**Problem to solve:** Look for "OBDII" in the listing below. Gather each line that contains it.

Data entries:
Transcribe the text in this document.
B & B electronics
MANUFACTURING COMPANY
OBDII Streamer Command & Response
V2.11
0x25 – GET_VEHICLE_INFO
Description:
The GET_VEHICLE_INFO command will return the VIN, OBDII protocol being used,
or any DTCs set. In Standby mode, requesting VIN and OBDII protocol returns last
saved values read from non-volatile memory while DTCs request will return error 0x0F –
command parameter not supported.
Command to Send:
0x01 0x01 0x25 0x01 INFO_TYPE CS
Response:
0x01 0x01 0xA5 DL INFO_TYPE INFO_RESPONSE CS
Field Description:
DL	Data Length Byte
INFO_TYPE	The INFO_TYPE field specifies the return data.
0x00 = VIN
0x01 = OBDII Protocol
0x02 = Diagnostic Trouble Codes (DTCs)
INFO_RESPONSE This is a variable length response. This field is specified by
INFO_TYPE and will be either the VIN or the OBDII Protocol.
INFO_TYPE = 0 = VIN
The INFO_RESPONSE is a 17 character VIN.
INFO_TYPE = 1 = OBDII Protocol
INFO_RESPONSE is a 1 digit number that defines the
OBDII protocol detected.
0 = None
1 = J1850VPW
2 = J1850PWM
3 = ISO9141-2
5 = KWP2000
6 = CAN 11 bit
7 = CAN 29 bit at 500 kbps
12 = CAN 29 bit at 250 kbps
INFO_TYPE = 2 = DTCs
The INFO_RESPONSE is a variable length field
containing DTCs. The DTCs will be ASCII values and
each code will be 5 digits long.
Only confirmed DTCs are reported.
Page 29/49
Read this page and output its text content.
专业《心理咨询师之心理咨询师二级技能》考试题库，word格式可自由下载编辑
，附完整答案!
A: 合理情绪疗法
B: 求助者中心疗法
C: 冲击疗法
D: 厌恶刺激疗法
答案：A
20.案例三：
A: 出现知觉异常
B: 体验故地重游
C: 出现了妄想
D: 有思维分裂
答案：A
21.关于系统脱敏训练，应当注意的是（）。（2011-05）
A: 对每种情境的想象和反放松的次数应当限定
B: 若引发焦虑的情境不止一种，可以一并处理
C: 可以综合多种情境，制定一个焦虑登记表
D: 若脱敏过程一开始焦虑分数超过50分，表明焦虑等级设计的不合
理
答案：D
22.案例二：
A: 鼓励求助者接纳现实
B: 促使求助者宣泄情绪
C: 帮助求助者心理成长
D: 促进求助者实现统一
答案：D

**Correct answer:**
OBDII Streamer Command & Response
The GET_VEHICLE_INFO command will return the VIN, OBDII protocol being used,
or any DTCs set. In Standby mode, requesting VIN and OBDII protocol returns last
0x01 = OBDII Protocol
INFO_TYPE and will be either the VIN or the OBDII Protocol.
INFO_TYPE = 1 = OBDII Protocol
OBDII protocol detected.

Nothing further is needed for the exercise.